--- Start ---
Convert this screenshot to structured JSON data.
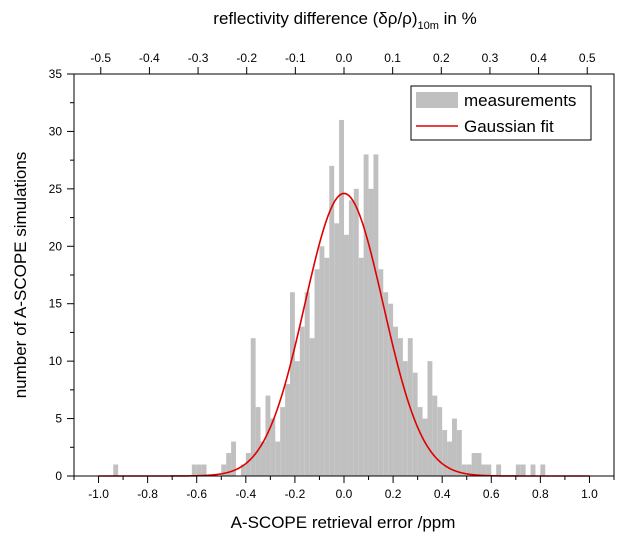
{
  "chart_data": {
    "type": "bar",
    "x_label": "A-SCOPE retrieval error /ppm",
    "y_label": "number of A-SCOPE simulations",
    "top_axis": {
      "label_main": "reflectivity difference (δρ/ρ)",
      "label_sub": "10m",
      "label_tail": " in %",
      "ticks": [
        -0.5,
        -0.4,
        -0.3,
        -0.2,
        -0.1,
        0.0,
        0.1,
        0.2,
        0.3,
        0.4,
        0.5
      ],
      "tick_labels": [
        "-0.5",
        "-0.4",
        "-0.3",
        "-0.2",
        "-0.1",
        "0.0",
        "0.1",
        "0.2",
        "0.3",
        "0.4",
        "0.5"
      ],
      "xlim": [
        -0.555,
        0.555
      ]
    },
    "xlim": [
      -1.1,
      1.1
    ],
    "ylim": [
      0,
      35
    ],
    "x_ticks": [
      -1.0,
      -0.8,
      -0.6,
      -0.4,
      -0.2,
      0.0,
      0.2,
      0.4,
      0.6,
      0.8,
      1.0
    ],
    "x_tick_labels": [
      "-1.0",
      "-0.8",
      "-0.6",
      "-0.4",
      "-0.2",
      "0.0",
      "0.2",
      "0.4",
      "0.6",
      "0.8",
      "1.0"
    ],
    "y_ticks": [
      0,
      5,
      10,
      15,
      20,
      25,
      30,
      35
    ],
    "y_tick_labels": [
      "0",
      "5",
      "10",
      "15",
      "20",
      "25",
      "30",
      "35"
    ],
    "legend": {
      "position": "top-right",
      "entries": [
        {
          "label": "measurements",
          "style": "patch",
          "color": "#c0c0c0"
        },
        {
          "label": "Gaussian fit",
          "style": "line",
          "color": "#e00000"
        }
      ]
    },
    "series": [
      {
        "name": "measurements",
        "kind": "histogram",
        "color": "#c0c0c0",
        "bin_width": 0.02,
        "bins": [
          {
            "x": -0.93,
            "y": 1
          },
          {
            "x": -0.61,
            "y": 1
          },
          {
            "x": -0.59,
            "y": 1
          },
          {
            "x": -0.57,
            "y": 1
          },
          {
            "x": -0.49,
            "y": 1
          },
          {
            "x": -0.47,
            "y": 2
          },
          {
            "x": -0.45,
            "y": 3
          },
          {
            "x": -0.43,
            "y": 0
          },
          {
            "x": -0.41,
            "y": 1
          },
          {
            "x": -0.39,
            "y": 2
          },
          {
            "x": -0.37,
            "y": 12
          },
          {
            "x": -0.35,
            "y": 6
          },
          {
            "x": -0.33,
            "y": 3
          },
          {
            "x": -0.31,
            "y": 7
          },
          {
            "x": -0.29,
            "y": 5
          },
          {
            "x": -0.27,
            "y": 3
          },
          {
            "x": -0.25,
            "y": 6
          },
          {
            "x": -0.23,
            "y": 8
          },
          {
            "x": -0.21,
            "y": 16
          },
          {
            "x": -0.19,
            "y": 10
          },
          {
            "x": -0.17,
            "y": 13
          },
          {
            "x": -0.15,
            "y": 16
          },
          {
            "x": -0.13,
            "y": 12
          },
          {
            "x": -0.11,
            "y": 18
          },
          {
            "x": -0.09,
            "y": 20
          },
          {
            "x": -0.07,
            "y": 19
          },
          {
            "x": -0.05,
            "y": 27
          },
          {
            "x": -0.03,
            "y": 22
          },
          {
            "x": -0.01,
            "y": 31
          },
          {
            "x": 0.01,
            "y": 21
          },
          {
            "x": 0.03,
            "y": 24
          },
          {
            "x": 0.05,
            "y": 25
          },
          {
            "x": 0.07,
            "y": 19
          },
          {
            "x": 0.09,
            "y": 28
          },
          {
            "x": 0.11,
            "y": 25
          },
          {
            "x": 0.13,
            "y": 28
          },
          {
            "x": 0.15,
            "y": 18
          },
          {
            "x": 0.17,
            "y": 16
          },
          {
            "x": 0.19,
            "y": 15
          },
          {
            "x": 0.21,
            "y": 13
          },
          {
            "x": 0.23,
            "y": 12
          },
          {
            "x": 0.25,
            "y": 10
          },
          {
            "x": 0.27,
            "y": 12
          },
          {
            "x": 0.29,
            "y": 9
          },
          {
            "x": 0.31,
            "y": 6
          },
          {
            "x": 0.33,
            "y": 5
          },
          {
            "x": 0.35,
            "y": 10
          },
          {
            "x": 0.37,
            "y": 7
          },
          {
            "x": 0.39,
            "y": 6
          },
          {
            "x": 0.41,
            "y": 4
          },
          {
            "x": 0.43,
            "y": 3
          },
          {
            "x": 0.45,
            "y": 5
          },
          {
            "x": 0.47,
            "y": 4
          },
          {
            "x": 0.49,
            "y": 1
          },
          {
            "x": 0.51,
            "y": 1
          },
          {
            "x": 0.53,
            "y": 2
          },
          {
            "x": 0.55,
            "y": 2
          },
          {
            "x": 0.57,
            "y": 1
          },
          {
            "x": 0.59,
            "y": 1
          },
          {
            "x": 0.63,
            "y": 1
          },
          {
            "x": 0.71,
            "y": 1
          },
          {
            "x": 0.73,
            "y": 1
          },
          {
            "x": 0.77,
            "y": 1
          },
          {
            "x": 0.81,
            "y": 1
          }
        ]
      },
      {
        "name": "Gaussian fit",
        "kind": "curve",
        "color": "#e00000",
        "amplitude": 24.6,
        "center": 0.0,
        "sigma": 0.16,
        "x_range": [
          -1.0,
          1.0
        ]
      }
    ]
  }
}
--- End ---
• [Direction] Leave out all pictures, then copy the remaining material exactly.

• [Task answer]
Convert this screenshot to structured JSON data.
{
  "chart_data": {
    "type": "bar",
    "x_label": "A-SCOPE retrieval error /ppm",
    "y_label": "number of A-SCOPE simulations",
    "top_axis": {
      "label_main": "reflectivity difference (δρ/ρ)",
      "label_sub": "10m",
      "label_tail": " in %",
      "ticks": [
        -0.5,
        -0.4,
        -0.3,
        -0.2,
        -0.1,
        0.0,
        0.1,
        0.2,
        0.3,
        0.4,
        0.5
      ],
      "tick_labels": [
        "-0.5",
        "-0.4",
        "-0.3",
        "-0.2",
        "-0.1",
        "0.0",
        "0.1",
        "0.2",
        "0.3",
        "0.4",
        "0.5"
      ],
      "xlim": [
        -0.555,
        0.555
      ]
    },
    "xlim": [
      -1.1,
      1.1
    ],
    "ylim": [
      0,
      35
    ],
    "x_ticks": [
      -1.0,
      -0.8,
      -0.6,
      -0.4,
      -0.2,
      0.0,
      0.2,
      0.4,
      0.6,
      0.8,
      1.0
    ],
    "x_tick_labels": [
      "-1.0",
      "-0.8",
      "-0.6",
      "-0.4",
      "-0.2",
      "0.0",
      "0.2",
      "0.4",
      "0.6",
      "0.8",
      "1.0"
    ],
    "y_ticks": [
      0,
      5,
      10,
      15,
      20,
      25,
      30,
      35
    ],
    "y_tick_labels": [
      "0",
      "5",
      "10",
      "15",
      "20",
      "25",
      "30",
      "35"
    ],
    "legend": {
      "position": "top-right",
      "entries": [
        {
          "label": "measurements",
          "style": "patch",
          "color": "#c0c0c0"
        },
        {
          "label": "Gaussian fit",
          "style": "line",
          "color": "#e00000"
        }
      ]
    },
    "series": [
      {
        "name": "measurements",
        "kind": "histogram",
        "color": "#c0c0c0",
        "bin_width": 0.02,
        "bins": [
          {
            "x": -0.93,
            "y": 1
          },
          {
            "x": -0.61,
            "y": 1
          },
          {
            "x": -0.59,
            "y": 1
          },
          {
            "x": -0.57,
            "y": 1
          },
          {
            "x": -0.49,
            "y": 1
          },
          {
            "x": -0.47,
            "y": 2
          },
          {
            "x": -0.45,
            "y": 3
          },
          {
            "x": -0.43,
            "y": 0
          },
          {
            "x": -0.41,
            "y": 1
          },
          {
            "x": -0.39,
            "y": 2
          },
          {
            "x": -0.37,
            "y": 12
          },
          {
            "x": -0.35,
            "y": 6
          },
          {
            "x": -0.33,
            "y": 3
          },
          {
            "x": -0.31,
            "y": 7
          },
          {
            "x": -0.29,
            "y": 5
          },
          {
            "x": -0.27,
            "y": 3
          },
          {
            "x": -0.25,
            "y": 6
          },
          {
            "x": -0.23,
            "y": 8
          },
          {
            "x": -0.21,
            "y": 16
          },
          {
            "x": -0.19,
            "y": 10
          },
          {
            "x": -0.17,
            "y": 13
          },
          {
            "x": -0.15,
            "y": 16
          },
          {
            "x": -0.13,
            "y": 12
          },
          {
            "x": -0.11,
            "y": 18
          },
          {
            "x": -0.09,
            "y": 20
          },
          {
            "x": -0.07,
            "y": 19
          },
          {
            "x": -0.05,
            "y": 27
          },
          {
            "x": -0.03,
            "y": 22
          },
          {
            "x": -0.01,
            "y": 31
          },
          {
            "x": 0.01,
            "y": 21
          },
          {
            "x": 0.03,
            "y": 24
          },
          {
            "x": 0.05,
            "y": 25
          },
          {
            "x": 0.07,
            "y": 19
          },
          {
            "x": 0.09,
            "y": 28
          },
          {
            "x": 0.11,
            "y": 25
          },
          {
            "x": 0.13,
            "y": 28
          },
          {
            "x": 0.15,
            "y": 18
          },
          {
            "x": 0.17,
            "y": 16
          },
          {
            "x": 0.19,
            "y": 15
          },
          {
            "x": 0.21,
            "y": 13
          },
          {
            "x": 0.23,
            "y": 12
          },
          {
            "x": 0.25,
            "y": 10
          },
          {
            "x": 0.27,
            "y": 12
          },
          {
            "x": 0.29,
            "y": 9
          },
          {
            "x": 0.31,
            "y": 6
          },
          {
            "x": 0.33,
            "y": 5
          },
          {
            "x": 0.35,
            "y": 10
          },
          {
            "x": 0.37,
            "y": 7
          },
          {
            "x": 0.39,
            "y": 6
          },
          {
            "x": 0.41,
            "y": 4
          },
          {
            "x": 0.43,
            "y": 3
          },
          {
            "x": 0.45,
            "y": 5
          },
          {
            "x": 0.47,
            "y": 4
          },
          {
            "x": 0.49,
            "y": 1
          },
          {
            "x": 0.51,
            "y": 1
          },
          {
            "x": 0.53,
            "y": 2
          },
          {
            "x": 0.55,
            "y": 2
          },
          {
            "x": 0.57,
            "y": 1
          },
          {
            "x": 0.59,
            "y": 1
          },
          {
            "x": 0.63,
            "y": 1
          },
          {
            "x": 0.71,
            "y": 1
          },
          {
            "x": 0.73,
            "y": 1
          },
          {
            "x": 0.77,
            "y": 1
          },
          {
            "x": 0.81,
            "y": 1
          }
        ]
      },
      {
        "name": "Gaussian fit",
        "kind": "curve",
        "color": "#e00000",
        "amplitude": 24.6,
        "center": 0.0,
        "sigma": 0.16,
        "x_range": [
          -1.0,
          1.0
        ]
      }
    ]
  }
}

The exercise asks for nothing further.